Retype the data below without altering anything.

RECORDS SUPPLIED:
##############################
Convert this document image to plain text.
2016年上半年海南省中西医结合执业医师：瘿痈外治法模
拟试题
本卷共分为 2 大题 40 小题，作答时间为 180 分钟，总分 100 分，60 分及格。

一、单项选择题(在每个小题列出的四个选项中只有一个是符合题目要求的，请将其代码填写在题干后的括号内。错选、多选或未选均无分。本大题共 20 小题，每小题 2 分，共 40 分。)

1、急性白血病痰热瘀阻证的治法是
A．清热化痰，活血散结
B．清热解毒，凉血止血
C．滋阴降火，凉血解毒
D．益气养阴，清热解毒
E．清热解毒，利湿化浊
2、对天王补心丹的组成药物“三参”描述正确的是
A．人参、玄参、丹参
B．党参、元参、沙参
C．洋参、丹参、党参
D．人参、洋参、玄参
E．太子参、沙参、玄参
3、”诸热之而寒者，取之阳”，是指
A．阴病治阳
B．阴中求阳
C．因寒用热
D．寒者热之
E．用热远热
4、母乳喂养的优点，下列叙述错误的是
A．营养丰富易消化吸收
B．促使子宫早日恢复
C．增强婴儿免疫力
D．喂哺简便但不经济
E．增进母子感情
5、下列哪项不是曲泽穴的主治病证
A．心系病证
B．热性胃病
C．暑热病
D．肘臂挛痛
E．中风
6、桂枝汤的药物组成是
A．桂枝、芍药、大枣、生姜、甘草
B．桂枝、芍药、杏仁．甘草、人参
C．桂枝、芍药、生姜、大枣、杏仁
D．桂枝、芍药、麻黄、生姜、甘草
##############################
RESULT OF THE EXERCISE:
Convert this document image to plain text.
2016年上半年海南省中西医结合执业医师：瘿痈外治法模
拟试题
本卷共分为 2 大题 40 小题，作答时间为 180 分钟，总分 100 分，60 分及格。

一、单项选择题(在每个小题列出的四个选项中只有一个是符合题目要求的，请将其代码填写在题干后的括号内。错选、多选或未选均无分。本大题共 20 小题，每小题 2 分，共 40 分。)

1、急性白血病痰热瘀阻证的治法是
A．清热化痰，活血散结
B．清热解毒，凉血止血
C．滋阴降火，凉血解毒
D．益气养阴，清热解毒
E．清热解毒，利湿化浊
2、对天王补心丹的组成药物“三参”描述正确的是
A．人参、玄参、丹参
B．党参、元参、沙参
C．洋参、丹参、党参
D．人参、洋参、玄参
E．太子参、沙参、玄参
3、”诸热之而寒者，取之阳”，是指
A．阴病治阳
B．阴中求阳
C．因寒用热
D．寒者热之
E．用热远热
4、母乳喂养的优点，下列叙述错误的是
A．营养丰富易消化吸收
B．促使子宫早日恢复
C．增强婴儿免疫力
D．喂哺简便但不经济
E．增进母子感情
5、下列哪项不是曲泽穴的主治病证
A．心系病证
B．热性胃病
C．暑热病
D．肘臂挛痛
E．中风
6、桂枝汤的药物组成是
A．桂枝、芍药、大枣、生姜、甘草
B．桂枝、芍药、杏仁．甘草、人参
C．桂枝、芍药、生姜、大枣、杏仁
D．桂枝、芍药、麻黄、生姜、甘草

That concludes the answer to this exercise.